-- GIVEN INFORMATION start --

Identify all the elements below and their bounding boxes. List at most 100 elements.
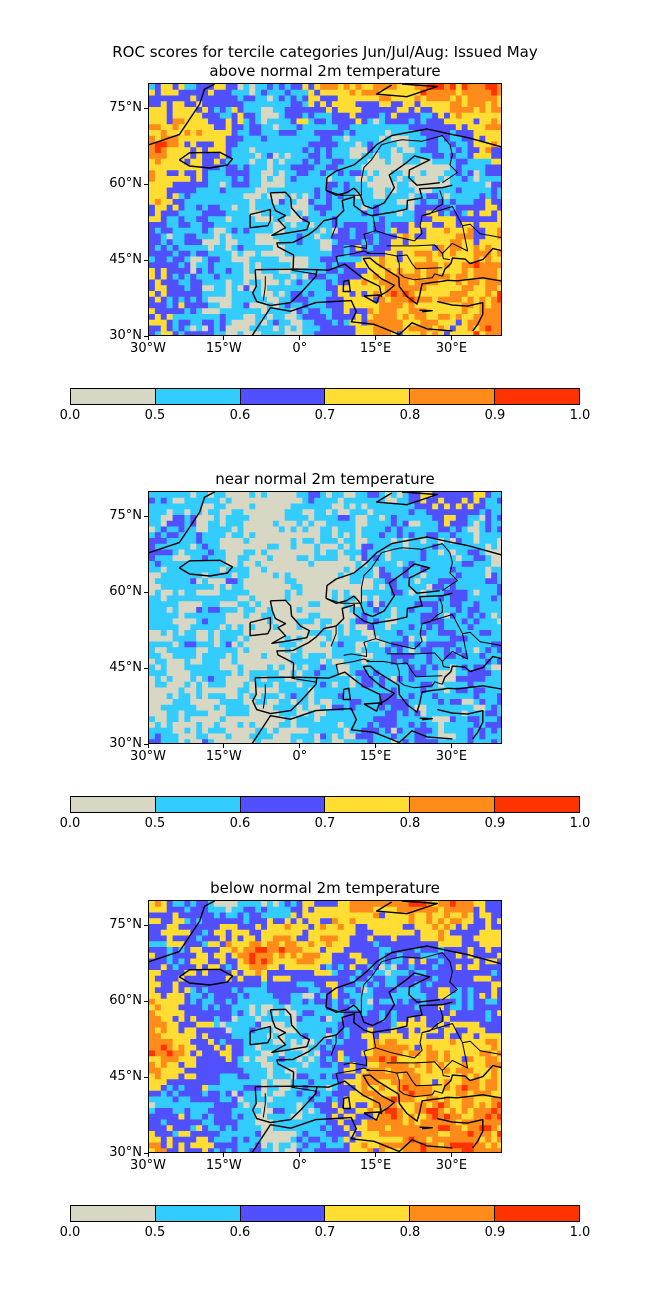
roc-cell — [408, 676, 416, 683]
roc-cell — [172, 308, 180, 315]
roc-cell — [455, 319, 463, 327]
roc-cell — [219, 509, 227, 516]
roc-cell — [449, 561, 457, 568]
roc-cell — [420, 676, 427, 683]
roc-cell — [272, 302, 280, 309]
roc-cell — [449, 578, 457, 585]
roc-cell — [461, 543, 469, 551]
roc-cell — [461, 319, 469, 327]
roc-cell — [420, 526, 427, 533]
roc-cell — [390, 314, 398, 321]
roc-cell — [290, 199, 298, 206]
roc-cell — [320, 181, 327, 189]
roc-cell — [331, 515, 339, 522]
roc-cell — [202, 130, 209, 137]
roc-cell — [243, 291, 250, 298]
roc-cell — [290, 153, 298, 160]
roc-cell — [444, 549, 451, 556]
roc-cell — [485, 641, 492, 648]
roc-cell — [296, 572, 303, 579]
roc-cell — [184, 181, 191, 189]
roc-cell — [237, 296, 244, 304]
roc-cell — [326, 555, 333, 562]
roc-cell — [449, 101, 457, 108]
roc-cell — [337, 95, 345, 102]
roc-cell — [373, 130, 380, 137]
roc-cell — [178, 308, 185, 315]
roc-cell — [149, 89, 156, 97]
roc-cell — [379, 314, 386, 321]
roc-cell — [444, 273, 451, 281]
roc-cell — [272, 153, 280, 160]
roc-cell — [320, 492, 327, 499]
roc-cell — [432, 164, 439, 171]
roc-cell — [390, 572, 398, 579]
roc-cell — [455, 256, 463, 263]
roc-cell — [385, 618, 392, 625]
roc-cell — [390, 291, 398, 298]
roc-cell — [320, 601, 327, 608]
roc-cell — [420, 222, 427, 229]
roc-cell — [385, 630, 392, 637]
roc-cell — [208, 699, 215, 706]
roc-cell — [420, 112, 427, 120]
roc-cell — [467, 687, 475, 694]
roc-cell — [213, 245, 221, 252]
roc-cell — [373, 124, 380, 131]
roc-cell — [196, 141, 203, 148]
roc-cell — [284, 561, 292, 568]
roc-cell — [444, 704, 451, 712]
roc-cell — [261, 181, 268, 189]
roc-cell — [320, 693, 327, 700]
roc-cell — [267, 314, 274, 321]
roc-cell — [154, 245, 162, 252]
roc-cell — [166, 331, 174, 335]
roc-cell — [331, 245, 339, 252]
roc-cell — [308, 101, 315, 108]
roc-cell — [320, 112, 327, 120]
roc-cell — [231, 239, 239, 246]
roc-cell — [225, 112, 233, 120]
roc-cell — [444, 262, 451, 269]
roc-cell — [497, 262, 501, 269]
roc-cell — [438, 314, 445, 321]
colorbar-segment — [71, 389, 155, 404]
roc-cell — [349, 279, 357, 286]
roc-cell — [326, 532, 333, 539]
roc-cell — [355, 204, 362, 212]
roc-cell — [373, 314, 380, 321]
roc-cell — [255, 176, 262, 183]
roc-cell — [455, 141, 463, 148]
roc-cell — [449, 538, 457, 545]
roc-cell — [473, 124, 480, 131]
roc-cell — [172, 250, 180, 258]
roc-cell — [219, 245, 227, 252]
roc-cell — [237, 84, 244, 91]
roc-cell — [444, 561, 451, 568]
roc-cell — [331, 216, 339, 223]
roc-cell — [455, 285, 463, 292]
roc-cell — [255, 285, 262, 292]
roc-cell — [485, 112, 492, 120]
roc-cell — [237, 566, 244, 574]
roc-cell — [184, 268, 191, 275]
roc-cell — [485, 607, 492, 614]
roc-cell — [497, 107, 501, 114]
roc-cell — [314, 118, 321, 125]
roc-cell — [296, 670, 303, 677]
roc-cell — [414, 670, 421, 677]
roc-cell — [414, 124, 421, 131]
roc-cell — [290, 118, 298, 125]
roc-cell — [154, 658, 162, 666]
roc-cell — [355, 561, 362, 568]
roc-cell — [296, 641, 303, 648]
roc-cell — [166, 635, 174, 643]
roc-cell — [149, 101, 156, 108]
roc-cell — [326, 647, 333, 654]
roc-cell — [426, 204, 433, 212]
roc-cell — [196, 618, 203, 625]
roc-cell — [213, 302, 221, 309]
roc-cell — [208, 497, 215, 505]
roc-cell — [196, 630, 203, 637]
roc-cell — [432, 584, 439, 591]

-- GIVEN INFORMATION end --

• SET PROBLEM
Rewrite the stretch of the records from the line that contains "roc-cell — [408, 676, 416, 683]" through the line that contains "roc-cell — [461, 319, 469, 327]", replacing "roc-cell" with "roc-square" and leaving everything else in those lines unchanged.

• SOLUTION TO THE EXERCISE
roc-square — [408, 676, 416, 683]
roc-square — [172, 308, 180, 315]
roc-square — [455, 319, 463, 327]
roc-square — [219, 509, 227, 516]
roc-square — [449, 561, 457, 568]
roc-square — [420, 676, 427, 683]
roc-square — [272, 302, 280, 309]
roc-square — [449, 578, 457, 585]
roc-square — [461, 543, 469, 551]
roc-square — [461, 319, 469, 327]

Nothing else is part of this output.